**Exercise prompt:**
Wherever the string "Wellnessbereich" appears, copy the whole line.

start

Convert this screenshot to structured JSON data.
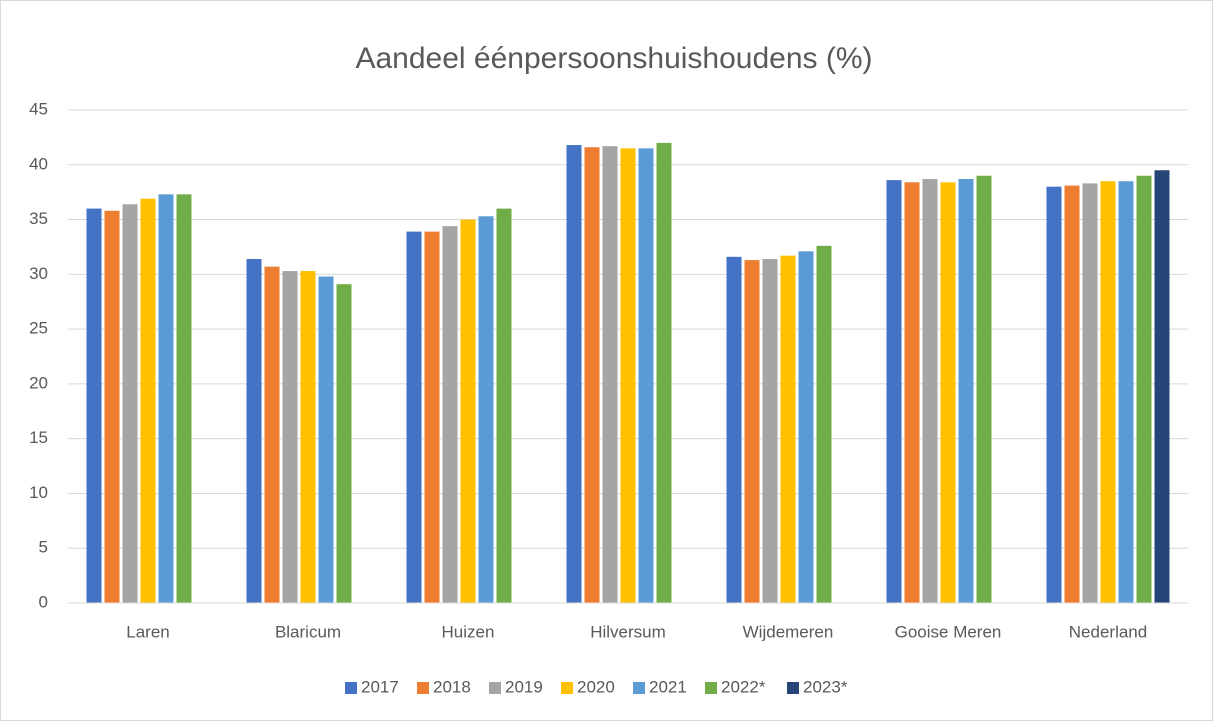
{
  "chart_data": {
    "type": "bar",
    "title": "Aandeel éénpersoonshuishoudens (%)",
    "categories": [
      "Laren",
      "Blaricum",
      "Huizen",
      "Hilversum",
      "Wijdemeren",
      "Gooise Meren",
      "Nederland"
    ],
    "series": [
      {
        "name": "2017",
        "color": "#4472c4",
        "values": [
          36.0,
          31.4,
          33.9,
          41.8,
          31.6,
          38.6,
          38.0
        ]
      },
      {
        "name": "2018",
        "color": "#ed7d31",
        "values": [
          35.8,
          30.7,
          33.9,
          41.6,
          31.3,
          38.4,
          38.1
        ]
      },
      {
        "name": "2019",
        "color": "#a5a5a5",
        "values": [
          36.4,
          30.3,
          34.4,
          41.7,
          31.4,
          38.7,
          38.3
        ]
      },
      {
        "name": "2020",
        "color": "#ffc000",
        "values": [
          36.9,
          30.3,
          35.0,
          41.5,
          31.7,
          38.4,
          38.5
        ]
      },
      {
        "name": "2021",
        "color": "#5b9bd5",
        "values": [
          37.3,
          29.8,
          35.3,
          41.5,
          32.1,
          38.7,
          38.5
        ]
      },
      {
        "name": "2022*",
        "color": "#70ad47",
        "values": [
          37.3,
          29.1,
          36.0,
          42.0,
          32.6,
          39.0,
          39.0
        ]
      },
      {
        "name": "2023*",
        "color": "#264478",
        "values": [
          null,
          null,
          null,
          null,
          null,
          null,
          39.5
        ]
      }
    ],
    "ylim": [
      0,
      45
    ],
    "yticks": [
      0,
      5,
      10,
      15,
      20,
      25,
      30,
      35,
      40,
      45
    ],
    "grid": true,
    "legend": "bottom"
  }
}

end
start

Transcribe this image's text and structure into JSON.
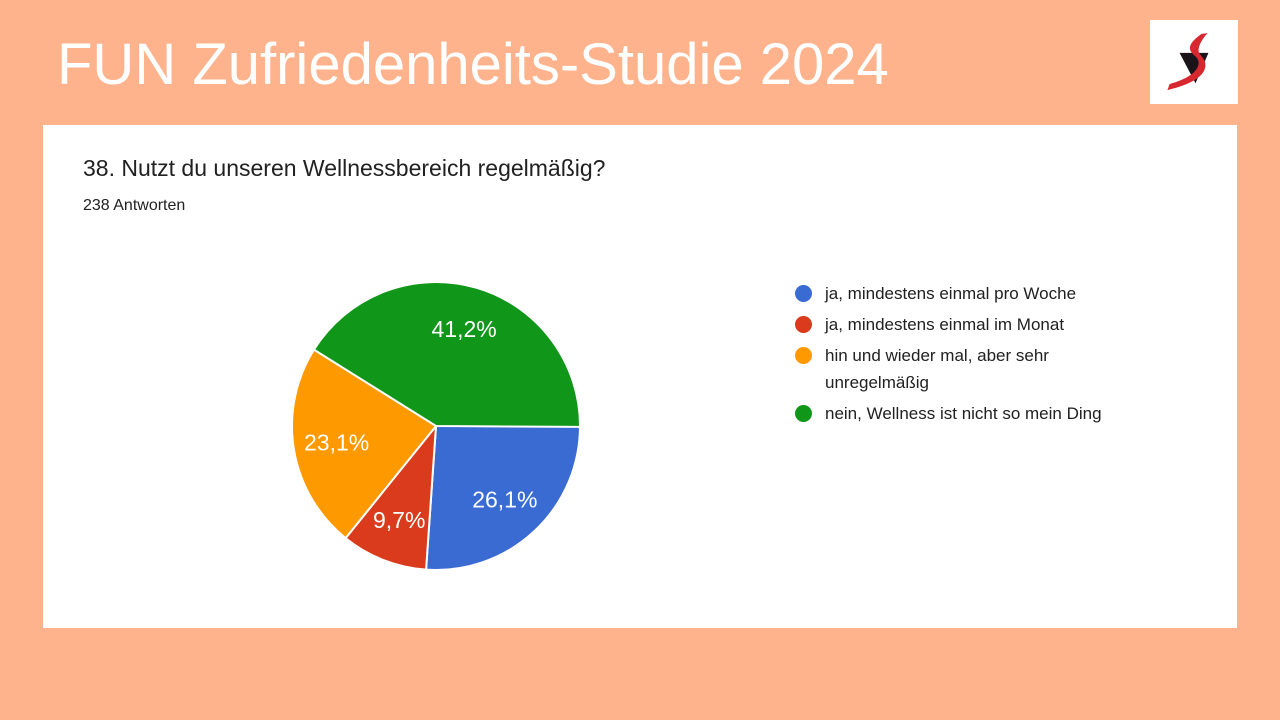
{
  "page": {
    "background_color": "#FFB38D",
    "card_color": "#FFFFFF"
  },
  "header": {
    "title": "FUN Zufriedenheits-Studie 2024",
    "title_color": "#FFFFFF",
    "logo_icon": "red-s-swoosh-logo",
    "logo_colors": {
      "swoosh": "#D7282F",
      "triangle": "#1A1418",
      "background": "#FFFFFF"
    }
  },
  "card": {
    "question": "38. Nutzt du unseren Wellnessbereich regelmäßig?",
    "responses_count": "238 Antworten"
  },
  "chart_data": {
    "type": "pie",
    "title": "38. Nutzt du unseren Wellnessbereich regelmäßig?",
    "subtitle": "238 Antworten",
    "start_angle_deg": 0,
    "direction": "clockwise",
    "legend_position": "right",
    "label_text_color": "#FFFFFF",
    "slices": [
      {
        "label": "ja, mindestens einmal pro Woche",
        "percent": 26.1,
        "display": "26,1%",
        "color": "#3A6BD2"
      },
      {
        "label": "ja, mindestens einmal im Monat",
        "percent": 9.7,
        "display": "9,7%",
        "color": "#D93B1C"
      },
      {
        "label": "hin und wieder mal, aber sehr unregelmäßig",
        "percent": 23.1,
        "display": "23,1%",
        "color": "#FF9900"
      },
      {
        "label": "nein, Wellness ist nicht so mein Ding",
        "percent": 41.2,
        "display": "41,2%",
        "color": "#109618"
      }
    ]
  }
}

end

**Solution for this exercise:**
    "question": "38. Nutzt du unseren Wellnessbereich regelmäßig?",
    "title": "38. Nutzt du unseren Wellnessbereich regelmäßig?",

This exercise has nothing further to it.